-------- Supplied entries --------
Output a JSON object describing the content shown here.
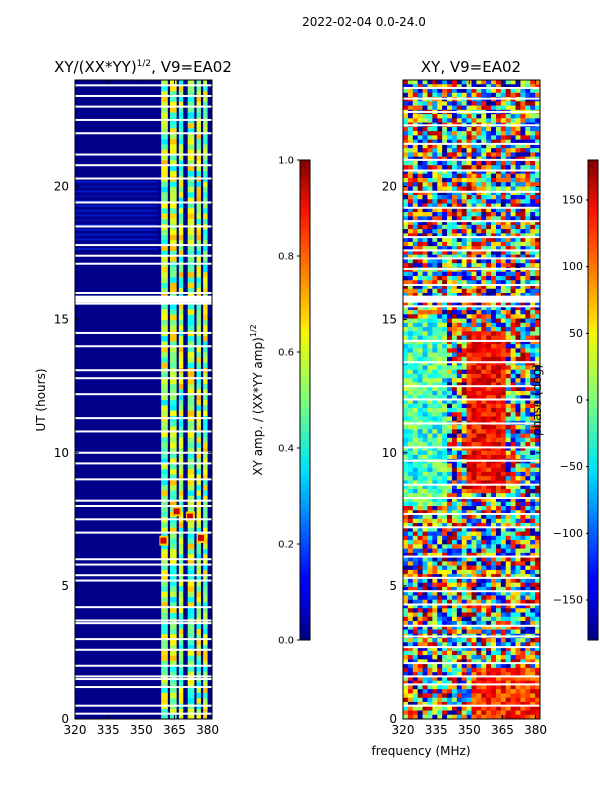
{
  "suptitle": "2022-02-04 0.0-24.0",
  "shared_xlabel": "frequency (MHz)",
  "chart_data": [
    {
      "type": "heatmap",
      "title": "XY/(XX*YY)^1/2, V9=EA02",
      "title_main": "XY/(XX*YY)",
      "title_sup": "1/2",
      "title_tail": ", V9=EA02",
      "ylabel": "UT (hours)",
      "xlim": [
        320,
        382
      ],
      "ylim": [
        0,
        24
      ],
      "xticks": [
        320,
        335,
        350,
        365,
        380
      ],
      "yticks": [
        0,
        5,
        10,
        15,
        20
      ],
      "colormap": "jet",
      "background_color": "#00008b",
      "bright_channel_bands_mhz": [
        [
          359,
          362
        ],
        [
          363,
          366
        ],
        [
          367,
          369
        ],
        [
          371,
          374
        ],
        [
          375,
          377
        ],
        [
          378,
          380
        ]
      ],
      "hot_spots": [
        {
          "freq": 360,
          "ut": 6.7
        },
        {
          "freq": 366,
          "ut": 7.8
        },
        {
          "freq": 372,
          "ut": 7.6
        },
        {
          "freq": 377,
          "ut": 6.8
        }
      ],
      "flag_gap_ut": [
        0.2,
        0.5,
        1.2,
        1.5,
        1.6,
        2.0,
        2.6,
        3.0,
        3.6,
        3.7,
        4.2,
        5.2,
        5.4,
        5.8,
        6.0,
        7.0,
        7.5,
        8.0,
        8.2,
        9.0,
        9.6,
        10.0,
        10.8,
        11.3,
        12.2,
        12.8,
        13.1,
        14.0,
        14.5,
        15.6,
        15.8,
        16.0,
        17.1,
        17.4,
        17.8,
        18.5,
        19.4,
        20.3,
        20.8,
        21.2,
        22.0,
        22.5,
        23.0,
        23.4,
        23.8
      ],
      "colorbar": {
        "label_main": "XY amp. / (XX*YY amp)",
        "label_sup": "1/2",
        "range": [
          0.0,
          1.0
        ],
        "ticks": [
          "0.0",
          "0.2",
          "0.4",
          "0.6",
          "0.8",
          "1.0"
        ]
      }
    },
    {
      "type": "heatmap",
      "title": "XY, V9=EA02",
      "ylabel": "",
      "xlim": [
        320,
        382
      ],
      "ylim": [
        0,
        24
      ],
      "xticks": [
        320,
        335,
        350,
        365,
        380
      ],
      "yticks": [
        0,
        5,
        10,
        15,
        20
      ],
      "colormap": "jet",
      "red_phase_region": {
        "freq_range": [
          348,
          366
        ],
        "ut_range": [
          8.5,
          14.5
        ]
      },
      "flag_gap_ut": [
        0.5,
        1.3,
        1.6,
        2.1,
        2.7,
        3.1,
        3.5,
        4.3,
        4.8,
        5.3,
        6.1,
        7.2,
        7.7,
        8.3,
        8.8,
        9.7,
        10.2,
        11.1,
        12.0,
        12.5,
        13.4,
        14.2,
        15.5,
        15.7,
        16.3,
        16.9,
        17.3,
        17.6,
        18.1,
        18.7,
        19.2,
        19.8,
        20.6,
        21.0,
        21.6,
        22.3,
        22.8,
        23.3,
        23.7
      ],
      "colorbar": {
        "label": "phase (deg)",
        "range": [
          -180,
          180
        ],
        "ticks": [
          "-150",
          "-100",
          "-50",
          "0",
          "50",
          "100",
          "150"
        ]
      }
    }
  ]
}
--------
Your goal
Skip the pictures, then retype every line above exactly.

Task response
Output a JSON object describing the content shown here.
{
  "suptitle": "2022-02-04 0.0-24.0",
  "shared_xlabel": "frequency (MHz)",
  "chart_data": [
    {
      "type": "heatmap",
      "title": "XY/(XX*YY)^1/2, V9=EA02",
      "title_main": "XY/(XX*YY)",
      "title_sup": "1/2",
      "title_tail": ", V9=EA02",
      "ylabel": "UT (hours)",
      "xlim": [
        320,
        382
      ],
      "ylim": [
        0,
        24
      ],
      "xticks": [
        320,
        335,
        350,
        365,
        380
      ],
      "yticks": [
        0,
        5,
        10,
        15,
        20
      ],
      "colormap": "jet",
      "background_color": "#00008b",
      "bright_channel_bands_mhz": [
        [
          359,
          362
        ],
        [
          363,
          366
        ],
        [
          367,
          369
        ],
        [
          371,
          374
        ],
        [
          375,
          377
        ],
        [
          378,
          380
        ]
      ],
      "hot_spots": [
        {
          "freq": 360,
          "ut": 6.7
        },
        {
          "freq": 366,
          "ut": 7.8
        },
        {
          "freq": 372,
          "ut": 7.6
        },
        {
          "freq": 377,
          "ut": 6.8
        }
      ],
      "flag_gap_ut": [
        0.2,
        0.5,
        1.2,
        1.5,
        1.6,
        2.0,
        2.6,
        3.0,
        3.6,
        3.7,
        4.2,
        5.2,
        5.4,
        5.8,
        6.0,
        7.0,
        7.5,
        8.0,
        8.2,
        9.0,
        9.6,
        10.0,
        10.8,
        11.3,
        12.2,
        12.8,
        13.1,
        14.0,
        14.5,
        15.6,
        15.8,
        16.0,
        17.1,
        17.4,
        17.8,
        18.5,
        19.4,
        20.3,
        20.8,
        21.2,
        22.0,
        22.5,
        23.0,
        23.4,
        23.8
      ],
      "colorbar": {
        "label_main": "XY amp. / (XX*YY amp)",
        "label_sup": "1/2",
        "range": [
          0.0,
          1.0
        ],
        "ticks": [
          "0.0",
          "0.2",
          "0.4",
          "0.6",
          "0.8",
          "1.0"
        ]
      }
    },
    {
      "type": "heatmap",
      "title": "XY, V9=EA02",
      "ylabel": "",
      "xlim": [
        320,
        382
      ],
      "ylim": [
        0,
        24
      ],
      "xticks": [
        320,
        335,
        350,
        365,
        380
      ],
      "yticks": [
        0,
        5,
        10,
        15,
        20
      ],
      "colormap": "jet",
      "red_phase_region": {
        "freq_range": [
          348,
          366
        ],
        "ut_range": [
          8.5,
          14.5
        ]
      },
      "flag_gap_ut": [
        0.5,
        1.3,
        1.6,
        2.1,
        2.7,
        3.1,
        3.5,
        4.3,
        4.8,
        5.3,
        6.1,
        7.2,
        7.7,
        8.3,
        8.8,
        9.7,
        10.2,
        11.1,
        12.0,
        12.5,
        13.4,
        14.2,
        15.5,
        15.7,
        16.3,
        16.9,
        17.3,
        17.6,
        18.1,
        18.7,
        19.2,
        19.8,
        20.6,
        21.0,
        21.6,
        22.3,
        22.8,
        23.3,
        23.7
      ],
      "colorbar": {
        "label": "phase (deg)",
        "range": [
          -180,
          180
        ],
        "ticks": [
          "-150",
          "-100",
          "-50",
          "0",
          "50",
          "100",
          "150"
        ]
      }
    }
  ]
}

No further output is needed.